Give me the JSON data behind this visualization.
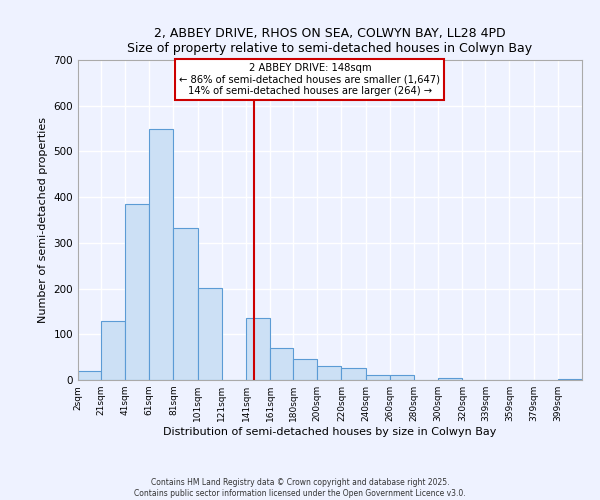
{
  "title": "2, ABBEY DRIVE, RHOS ON SEA, COLWYN BAY, LL28 4PD",
  "subtitle": "Size of property relative to semi-detached houses in Colwyn Bay",
  "xlabel": "Distribution of semi-detached houses by size in Colwyn Bay",
  "ylabel": "Number of semi-detached properties",
  "bin_labels": [
    "2sqm",
    "21sqm",
    "41sqm",
    "61sqm",
    "81sqm",
    "101sqm",
    "121sqm",
    "141sqm",
    "161sqm",
    "180sqm",
    "200sqm",
    "220sqm",
    "240sqm",
    "260sqm",
    "280sqm",
    "300sqm",
    "320sqm",
    "339sqm",
    "359sqm",
    "379sqm",
    "399sqm"
  ],
  "bar_heights": [
    20,
    128,
    385,
    548,
    332,
    202,
    0,
    136,
    70,
    45,
    30,
    26,
    12,
    10,
    0,
    5,
    0,
    0,
    0,
    0,
    3
  ],
  "bar_left_edges": [
    2,
    21,
    41,
    61,
    81,
    101,
    121,
    141,
    161,
    180,
    200,
    220,
    240,
    260,
    280,
    300,
    320,
    339,
    359,
    379,
    399
  ],
  "bar_widths": [
    19,
    20,
    20,
    20,
    20,
    20,
    20,
    20,
    19,
    20,
    20,
    20,
    20,
    20,
    20,
    20,
    19,
    20,
    20,
    20,
    20
  ],
  "ylim": [
    0,
    700
  ],
  "yticks": [
    0,
    100,
    200,
    300,
    400,
    500,
    600,
    700
  ],
  "bar_color": "#cce0f5",
  "bar_edge_color": "#5b9bd5",
  "vline_x": 148,
  "vline_color": "#cc0000",
  "annotation_title": "2 ABBEY DRIVE: 148sqm",
  "annotation_line1": "← 86% of semi-detached houses are smaller (1,647)",
  "annotation_line2": "14% of semi-detached houses are larger (264) →",
  "annotation_box_color": "#ffffff",
  "annotation_box_edge": "#cc0000",
  "background_color": "#eef2ff",
  "plot_bg_color": "#eef2ff",
  "grid_color": "#ffffff",
  "footer_line1": "Contains HM Land Registry data © Crown copyright and database right 2025.",
  "footer_line2": "Contains public sector information licensed under the Open Government Licence v3.0."
}
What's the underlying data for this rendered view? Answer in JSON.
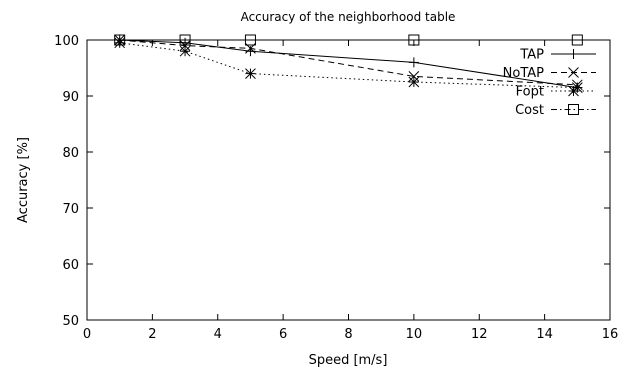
{
  "chart_data": {
    "type": "line",
    "title": "Accuracy of the neighborhood table",
    "xlabel": "Speed [m/s]",
    "ylabel": "Accuracy [%]",
    "xlim": [
      0,
      16
    ],
    "ylim": [
      50,
      100
    ],
    "xticks": [
      0,
      2,
      4,
      6,
      8,
      10,
      12,
      14,
      16
    ],
    "yticks": [
      50,
      60,
      70,
      80,
      90,
      100
    ],
    "grid": false,
    "legend": "top-right",
    "series": [
      {
        "name": "TAP",
        "marker": "plus",
        "dash": "",
        "x": [
          1,
          3,
          5,
          10,
          15
        ],
        "y": [
          100,
          99.5,
          98,
          96,
          91.5
        ]
      },
      {
        "name": "NoTAP",
        "marker": "cross",
        "dash": "6,4",
        "x": [
          1,
          3,
          5,
          10,
          15
        ],
        "y": [
          100,
          99,
          98.5,
          93.5,
          92
        ]
      },
      {
        "name": "Fopt",
        "marker": "star",
        "dash": "1.5,3",
        "x": [
          1,
          3,
          5,
          10,
          15
        ],
        "y": [
          99.5,
          98,
          94,
          92.5,
          91.5
        ]
      },
      {
        "name": "Cost",
        "marker": "square",
        "dash": "6,3,1.5,3",
        "x": [
          1,
          3,
          5,
          10,
          15
        ],
        "y": [
          100,
          100,
          100,
          100,
          100
        ]
      }
    ]
  }
}
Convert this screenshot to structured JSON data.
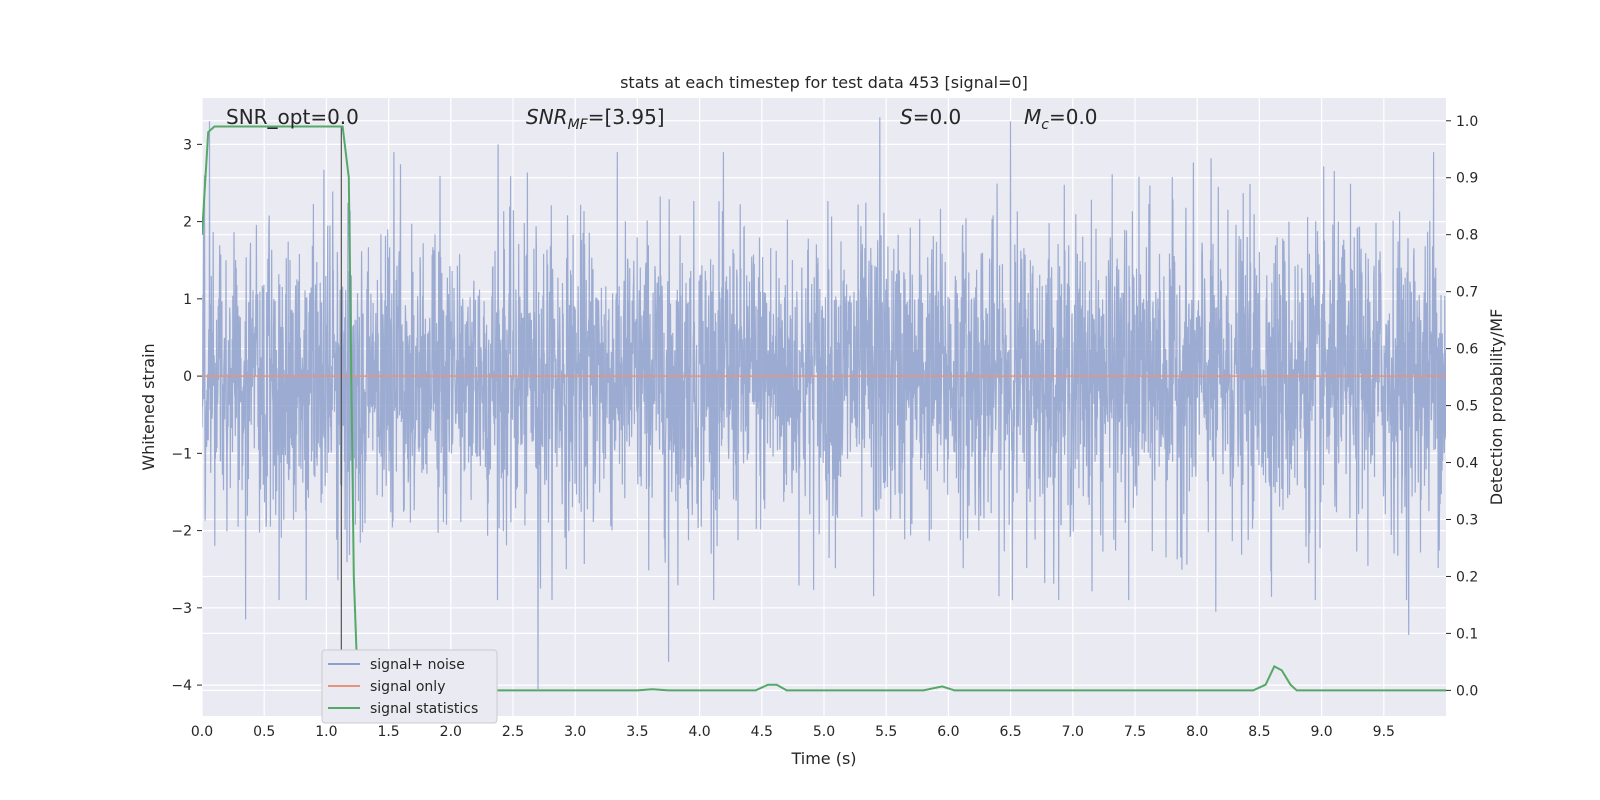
{
  "chart_data": {
    "type": "line",
    "title": "stats at each timestep for test data 453 [signal=0]",
    "xlabel": "Time (s)",
    "ylabel_left": "Whitened strain",
    "ylabel_right": "Detection probability/MF",
    "xlim": [
      0,
      10
    ],
    "ylim_left": [
      -4.4,
      3.6
    ],
    "ylim_right": [
      -0.045,
      1.04
    ],
    "x_ticks": [
      "0.0",
      "0.5",
      "1.0",
      "1.5",
      "2.0",
      "2.5",
      "3.0",
      "3.5",
      "4.0",
      "4.5",
      "5.0",
      "5.5",
      "6.0",
      "6.5",
      "7.0",
      "7.5",
      "8.0",
      "8.5",
      "9.0",
      "9.5"
    ],
    "y_ticks_left": [
      "3",
      "2",
      "1",
      "0",
      "−1",
      "−2",
      "−3",
      "−4"
    ],
    "y_ticks_right": [
      "1.0",
      "0.9",
      "0.8",
      "0.7",
      "0.6",
      "0.5",
      "0.4",
      "0.3",
      "0.2",
      "0.1",
      "0.0"
    ],
    "grid": true,
    "legend_placement": "lower-left",
    "annotations": {
      "snr_opt": "SNR_opt=0.0",
      "snr_mf_main": "SNR",
      "snr_mf_sub": "MF",
      "snr_mf_value": "=[3.95]",
      "s_main": "S",
      "s_value": "=0.0",
      "mc_main": "M",
      "mc_sub": "c",
      "mc_value": "=0.0"
    },
    "vertical_marker_x": 1.12,
    "series": [
      {
        "name": "signal+ noise",
        "axis": "left",
        "color": "#8da0cb",
        "note_envelope": "dense noise, typical range about -2 to 2",
        "peaks": [
          {
            "x": 0.02,
            "y": 2.6
          },
          {
            "x": 0.06,
            "y": 3.3
          },
          {
            "x": 0.35,
            "y": -3.15
          },
          {
            "x": 0.62,
            "y": -2.9
          },
          {
            "x": 2.7,
            "y": -4.05
          },
          {
            "x": 2.38,
            "y": 3.0
          },
          {
            "x": 3.75,
            "y": -3.7
          },
          {
            "x": 5.45,
            "y": 3.35
          },
          {
            "x": 5.4,
            "y": -2.85
          },
          {
            "x": 6.5,
            "y": 3.3
          },
          {
            "x": 7.45,
            "y": -2.9
          },
          {
            "x": 8.15,
            "y": -3.05
          },
          {
            "x": 8.95,
            "y": -2.9
          },
          {
            "x": 9.7,
            "y": -3.35
          },
          {
            "x": 9.9,
            "y": 2.9
          }
        ]
      },
      {
        "name": "signal only",
        "axis": "left",
        "color": "#e8937a",
        "x": [
          0,
          10
        ],
        "y": [
          0,
          0
        ]
      },
      {
        "name": "signal statistics",
        "axis": "right",
        "color": "#55a868",
        "x": [
          0.0,
          0.05,
          0.1,
          0.15,
          1.1,
          1.13,
          1.18,
          1.22,
          1.25,
          1.3,
          3.5,
          3.62,
          3.75,
          4.45,
          4.55,
          4.62,
          4.7,
          5.8,
          5.95,
          6.05,
          8.45,
          8.55,
          8.62,
          8.68,
          8.75,
          8.8,
          10.0
        ],
        "y": [
          0.8,
          0.98,
          0.99,
          0.99,
          0.99,
          0.99,
          0.9,
          0.2,
          0.02,
          0.0,
          0.0,
          0.002,
          0.0,
          0.0,
          0.01,
          0.01,
          0.0,
          0.0,
          0.007,
          0.0,
          0.0,
          0.01,
          0.042,
          0.035,
          0.01,
          0.0,
          0.0
        ]
      }
    ]
  }
}
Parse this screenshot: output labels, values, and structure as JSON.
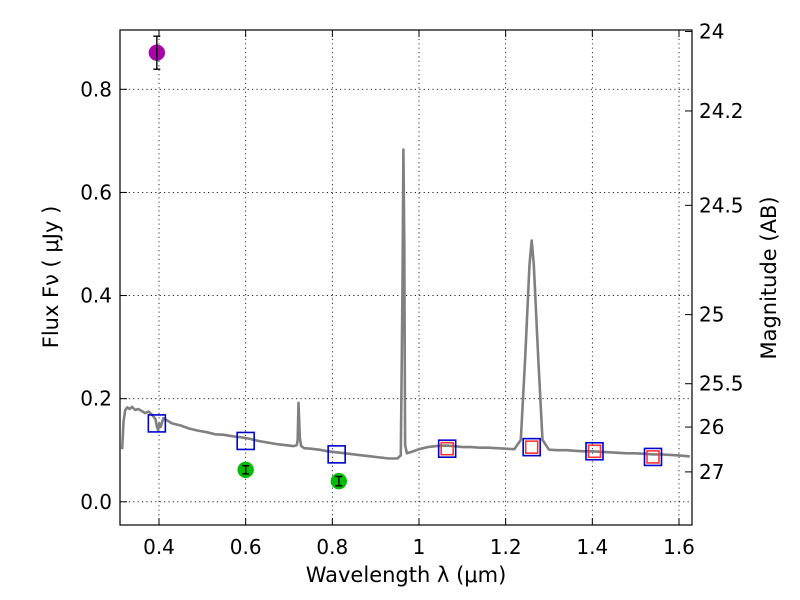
{
  "chart_data": {
    "type": "line",
    "xlabel": "Wavelength  λ (μm)",
    "ylabel": "Flux  Fν  ( μJy )",
    "ylabel_right": "Magnitude (AB)",
    "xlim": [
      0.31,
      1.63
    ],
    "ylim": [
      -0.045,
      0.915
    ],
    "grid": true,
    "x_ticks": [
      0.4,
      0.6,
      0.8,
      1.0,
      1.2,
      1.4,
      1.6
    ],
    "x_tick_labels": [
      "0.4",
      "0.6",
      "0.8",
      "1",
      "1.2",
      "1.4",
      "1.6"
    ],
    "y_ticks": [
      0.0,
      0.2,
      0.4,
      0.6,
      0.8
    ],
    "y_tick_labels": [
      "0.0",
      "0.2",
      "0.4",
      "0.6",
      "0.8"
    ],
    "right_ticks": [
      {
        "label": "24",
        "flux": 0.912
      },
      {
        "label": "24.2",
        "flux": 0.758
      },
      {
        "label": "24.5",
        "flux": 0.575
      },
      {
        "label": "25",
        "flux": 0.363
      },
      {
        "label": "25.5",
        "flux": 0.229
      },
      {
        "label": "26",
        "flux": 0.145
      },
      {
        "label": "27",
        "flux": 0.058
      }
    ],
    "series": [
      {
        "name": "model_spectrum",
        "kind": "line",
        "color": "#808080",
        "x": [
          0.315,
          0.318,
          0.322,
          0.327,
          0.332,
          0.338,
          0.345,
          0.352,
          0.36,
          0.368,
          0.376,
          0.385,
          0.392,
          0.395,
          0.398,
          0.401,
          0.404,
          0.41,
          0.418,
          0.43,
          0.45,
          0.47,
          0.49,
          0.51,
          0.53,
          0.55,
          0.57,
          0.59,
          0.61,
          0.63,
          0.65,
          0.67,
          0.69,
          0.71,
          0.718,
          0.72,
          0.722,
          0.725,
          0.728,
          0.735,
          0.75,
          0.77,
          0.79,
          0.81,
          0.83,
          0.85,
          0.87,
          0.89,
          0.91,
          0.93,
          0.95,
          0.958,
          0.962,
          0.964,
          0.966,
          0.968,
          0.972,
          0.98,
          1.0,
          1.02,
          1.04,
          1.06,
          1.08,
          1.1,
          1.12,
          1.14,
          1.16,
          1.18,
          1.2,
          1.22,
          1.235,
          1.245,
          1.255,
          1.26,
          1.265,
          1.275,
          1.285,
          1.3,
          1.32,
          1.34,
          1.36,
          1.38,
          1.4,
          1.42,
          1.44,
          1.46,
          1.48,
          1.5,
          1.52,
          1.54,
          1.56,
          1.58,
          1.6,
          1.625
        ],
        "y": [
          0.102,
          0.155,
          0.178,
          0.183,
          0.18,
          0.184,
          0.178,
          0.18,
          0.176,
          0.172,
          0.175,
          0.168,
          0.16,
          0.147,
          0.139,
          0.152,
          0.145,
          0.162,
          0.158,
          0.152,
          0.148,
          0.142,
          0.138,
          0.135,
          0.131,
          0.13,
          0.127,
          0.125,
          0.122,
          0.118,
          0.115,
          0.112,
          0.11,
          0.108,
          0.11,
          0.12,
          0.192,
          0.125,
          0.108,
          0.104,
          0.103,
          0.101,
          0.098,
          0.096,
          0.094,
          0.092,
          0.09,
          0.088,
          0.086,
          0.084,
          0.084,
          0.09,
          0.42,
          0.683,
          0.5,
          0.11,
          0.094,
          0.096,
          0.102,
          0.106,
          0.108,
          0.109,
          0.108,
          0.106,
          0.106,
          0.105,
          0.105,
          0.104,
          0.103,
          0.102,
          0.12,
          0.28,
          0.46,
          0.507,
          0.46,
          0.28,
          0.12,
          0.101,
          0.1,
          0.1,
          0.099,
          0.098,
          0.098,
          0.097,
          0.096,
          0.095,
          0.094,
          0.094,
          0.093,
          0.092,
          0.092,
          0.091,
          0.09,
          0.088
        ]
      },
      {
        "name": "model_photometry",
        "kind": "square",
        "color": "#0000cc",
        "x": [
          0.395,
          0.6,
          0.81,
          1.065,
          1.26,
          1.405,
          1.54
        ],
        "y": [
          0.152,
          0.118,
          0.092,
          0.103,
          0.106,
          0.098,
          0.087
        ]
      },
      {
        "name": "observed_red_squares",
        "kind": "square",
        "color": "#ff3333",
        "x": [
          1.065,
          1.26,
          1.405,
          1.54
        ],
        "y": [
          0.103,
          0.106,
          0.098,
          0.087
        ]
      },
      {
        "name": "observed_green_points",
        "kind": "point",
        "color": "#00bb00",
        "x": [
          0.6,
          0.815
        ],
        "y": [
          0.062,
          0.04
        ],
        "err": [
          0.008,
          0.009
        ]
      },
      {
        "name": "observed_magenta_point",
        "kind": "point",
        "color": "#aa00aa",
        "x": [
          0.395
        ],
        "y": [
          0.871
        ],
        "err": [
          0.032
        ]
      }
    ]
  }
}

### THE REQUEST
Go through the preceding material and copy each line that has the word "signal".

### RESPONSE TO THIS TASK
    "title": "stats at each timestep for test data 453 [signal=0]",
        "name": "signal+ noise",
        "name": "signal only",
        "name": "signal statistics",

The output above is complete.